- [Given request]: Give back the full listing verbatim, apart from its images.
<<<<
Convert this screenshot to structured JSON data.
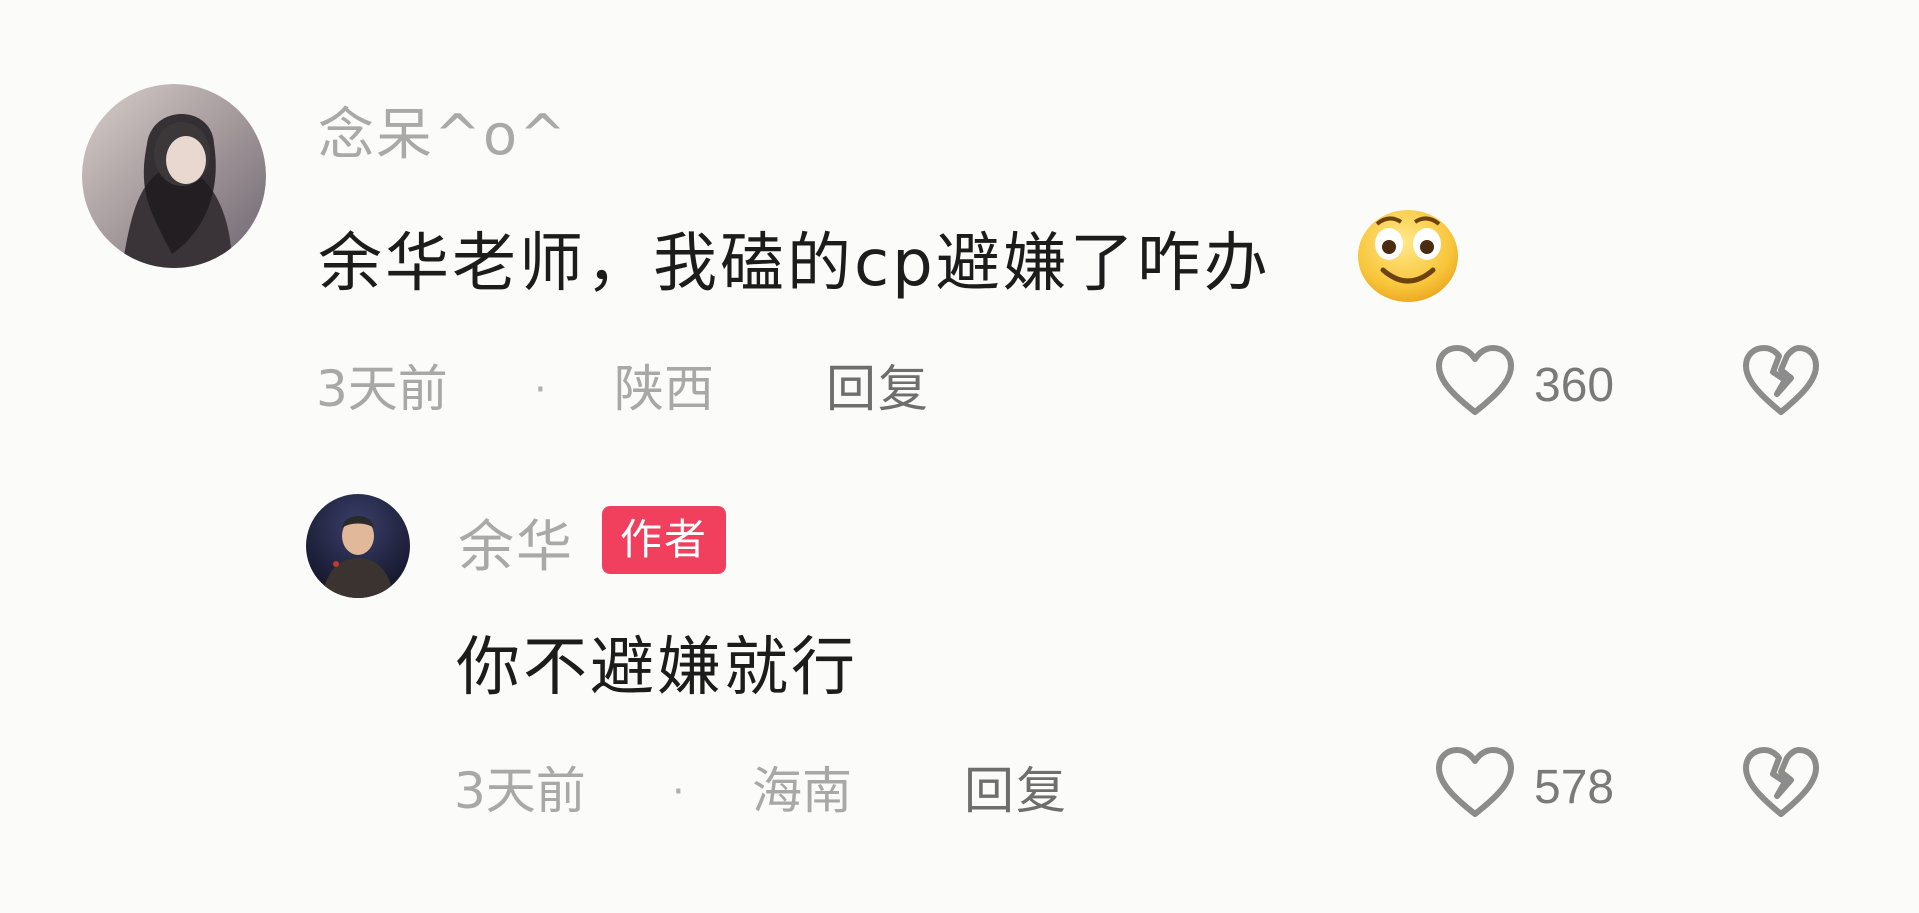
{
  "comments": [
    {
      "username": "念呆^o^",
      "text": "余华老师，我磕的cp避嫌了咋办",
      "emoji": "smiling-face-emoji",
      "time": "3天前",
      "separator": "·",
      "location": "陕西",
      "reply_label": "回复",
      "like_count": "360"
    }
  ],
  "replies": [
    {
      "username": "余华",
      "badge": "作者",
      "text": "你不避嫌就行",
      "time": "3天前",
      "separator": "·",
      "location": "海南",
      "reply_label": "回复",
      "like_count": "578"
    }
  ],
  "colors": {
    "background": "#fbfbf9",
    "badge": "#f0405e",
    "username": "#a9a9a9",
    "comment_text": "#1c1c1c"
  },
  "icons": [
    "heart-outline-icon",
    "broken-heart-icon"
  ]
}
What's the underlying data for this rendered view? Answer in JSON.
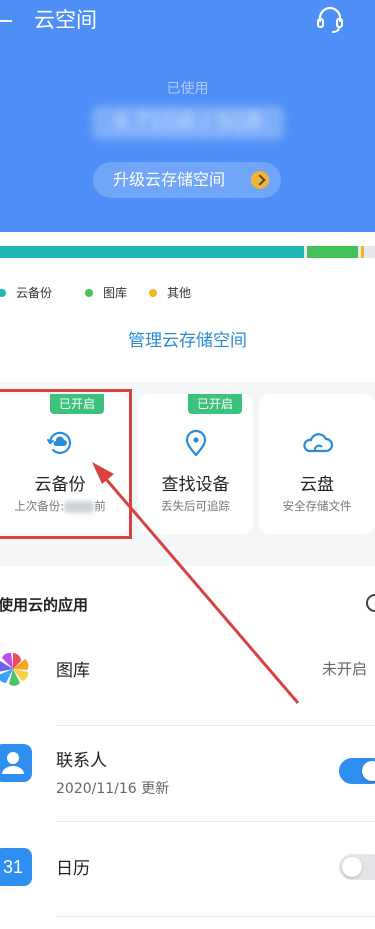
{
  "header": {
    "title": "云空间",
    "used_label": "已使用",
    "used_value": "4.71GB / 5GB",
    "upgrade_label": "升级云存储空间",
    "back_icon": "back-icon",
    "support_icon": "headset-icon"
  },
  "storage": {
    "bar_segments": [
      {
        "name": "云备份",
        "fraction": 0.81,
        "color": "#1fb6b3"
      },
      {
        "name": "图库",
        "fraction": 0.135,
        "color": "#44c25a"
      },
      {
        "name": "其他",
        "fraction": 0.008,
        "color": "#f2b71f"
      }
    ],
    "legend": [
      {
        "label": "云备份",
        "color": "#1fb6b3"
      },
      {
        "label": "图库",
        "color": "#44c25a"
      },
      {
        "label": "其他",
        "color": "#f2b71f"
      }
    ],
    "manage_label": "管理云存储空间"
  },
  "cards": [
    {
      "badge": "已开启",
      "title": "云备份",
      "sub_prefix": "上次备份:",
      "sub_suffix": "前",
      "icon": "cloud-backup-icon"
    },
    {
      "badge": "已开启",
      "title": "查找设备",
      "sub": "丢失后可追踪",
      "icon": "location-pin-icon"
    },
    {
      "title": "云盘",
      "sub": "安全存储文件",
      "icon": "cloud-drive-icon"
    }
  ],
  "apps": {
    "title": "使用云的应用",
    "rows": [
      {
        "label": "图库",
        "status": "未开启",
        "icon": "gallery-icon"
      },
      {
        "label": "联系人",
        "sub": "2020/11/16 更新",
        "toggle": true,
        "icon": "contacts-icon"
      },
      {
        "label": "日历",
        "toggle": false,
        "icon": "calendar-icon",
        "icon_text": "31"
      }
    ]
  },
  "colors": {
    "header_bg": "#4e8ff7",
    "accent_blue": "#2a8bd8",
    "badge_green": "#3cc27a",
    "highlight_red": "#d94141",
    "toggle_on": "#2f8ff0"
  }
}
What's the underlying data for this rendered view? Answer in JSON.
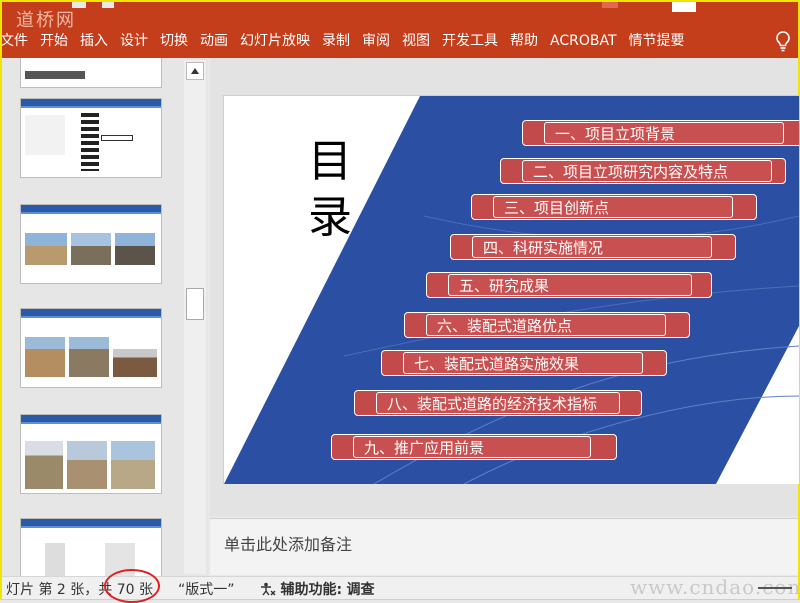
{
  "ribbon": {
    "watermark": "道桥网",
    "tabs": [
      "文件",
      "开始",
      "插入",
      "设计",
      "切换",
      "动画",
      "幻灯片放映",
      "录制",
      "审阅",
      "视图",
      "开发工具",
      "帮助",
      "ACROBAT",
      "情节提要"
    ],
    "icons": {
      "help": "lightbulb-icon"
    },
    "colors": {
      "background": "#c43e1c",
      "text": "#ffffff"
    }
  },
  "slide": {
    "title": "目录",
    "items": [
      "一、项目立项背景",
      "二、项目立项研究内容及特点",
      "三、项目创新点",
      "四、科研实施情况",
      "五、研究成果",
      "六、装配式道路优点",
      "七、装配式道路实施效果",
      "八、装配式道路的经济技术指标",
      "九、推广应用前景"
    ],
    "colors": {
      "band": "#2b4fa3",
      "item": "#c24a4a",
      "item_text": "#ffffff"
    }
  },
  "notes": {
    "placeholder": "单击此处添加备注"
  },
  "status": {
    "slide_prefix": "灯片 第 2 张，",
    "slide_total": "共 70 张",
    "layout": "“版式一”",
    "accessibility_label": "辅助功能:",
    "accessibility_value": "调查",
    "watermark": "www.cndao.com"
  }
}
>>>>
- [Worked solution]:
Convert this screenshot to structured JSON data.
{
  "comments": [
    {
      "username": "念呆^o^",
      "text": "余华老师，我磕的cp避嫌了咋办",
      "emoji": "smiling-face-emoji",
      "time": "3天前",
      "separator": "·",
      "location": "陕西",
      "reply_label": "回复",
      "like_count": "360"
    }
  ],
  "replies": [
    {
      "username": "余华",
      "badge": "作者",
      "text": "你不避嫌就行",
      "time": "3天前",
      "separator": "·",
      "location": "海南",
      "reply_label": "回复",
      "like_count": "578"
    }
  ],
  "colors": {
    "background": "#fbfbf9",
    "badge": "#f0405e",
    "username": "#a9a9a9",
    "comment_text": "#1c1c1c"
  },
  "icons": [
    "heart-outline-icon",
    "broken-heart-icon"
  ]
}
What's the underlying data for this rendered view? Answer in JSON.
{
  "header": {
    "title": "云空间",
    "used_label": "已使用",
    "used_value": "4.71GB / 5GB",
    "upgrade_label": "升级云存储空间",
    "back_icon": "back-icon",
    "support_icon": "headset-icon"
  },
  "storage": {
    "bar_segments": [
      {
        "name": "云备份",
        "fraction": 0.81,
        "color": "#1fb6b3"
      },
      {
        "name": "图库",
        "fraction": 0.135,
        "color": "#44c25a"
      },
      {
        "name": "其他",
        "fraction": 0.008,
        "color": "#f2b71f"
      }
    ],
    "legend": [
      {
        "label": "云备份",
        "color": "#1fb6b3"
      },
      {
        "label": "图库",
        "color": "#44c25a"
      },
      {
        "label": "其他",
        "color": "#f2b71f"
      }
    ],
    "manage_label": "管理云存储空间"
  },
  "cards": [
    {
      "badge": "已开启",
      "title": "云备份",
      "sub_prefix": "上次备份:",
      "sub_suffix": "前",
      "icon": "cloud-backup-icon"
    },
    {
      "badge": "已开启",
      "title": "查找设备",
      "sub": "丢失后可追踪",
      "icon": "location-pin-icon"
    },
    {
      "title": "云盘",
      "sub": "安全存储文件",
      "icon": "cloud-drive-icon"
    }
  ],
  "apps": {
    "title": "使用云的应用",
    "rows": [
      {
        "label": "图库",
        "status": "未开启",
        "icon": "gallery-icon"
      },
      {
        "label": "联系人",
        "sub": "2020/11/16 更新",
        "toggle": true,
        "icon": "contacts-icon"
      },
      {
        "label": "日历",
        "toggle": false,
        "icon": "calendar-icon",
        "icon_text": "31"
      }
    ]
  },
  "colors": {
    "header_bg": "#4e8ff7",
    "accent_blue": "#2a8bd8",
    "badge_green": "#3cc27a",
    "highlight_red": "#d94141",
    "toggle_on": "#2f8ff0"
  }
}
What's the underlying data for this rendered view? Answer in JSON.
{
  "ribbon": {
    "watermark": "道桥网",
    "tabs": [
      "文件",
      "开始",
      "插入",
      "设计",
      "切换",
      "动画",
      "幻灯片放映",
      "录制",
      "审阅",
      "视图",
      "开发工具",
      "帮助",
      "ACROBAT",
      "情节提要"
    ],
    "icons": {
      "help": "lightbulb-icon"
    },
    "colors": {
      "background": "#c43e1c",
      "text": "#ffffff"
    }
  },
  "slide": {
    "title": "目录",
    "items": [
      "一、项目立项背景",
      "二、项目立项研究内容及特点",
      "三、项目创新点",
      "四、科研实施情况",
      "五、研究成果",
      "六、装配式道路优点",
      "七、装配式道路实施效果",
      "八、装配式道路的经济技术指标",
      "九、推广应用前景"
    ],
    "colors": {
      "band": "#2b4fa3",
      "item": "#c24a4a",
      "item_text": "#ffffff"
    }
  },
  "notes": {
    "placeholder": "单击此处添加备注"
  },
  "status": {
    "slide_prefix": "灯片 第 2 张，",
    "slide_total": "共 70 张",
    "layout": "“版式一”",
    "accessibility_label": "辅助功能:",
    "accessibility_value": "调查",
    "watermark": "www.cndao.com"
  }
}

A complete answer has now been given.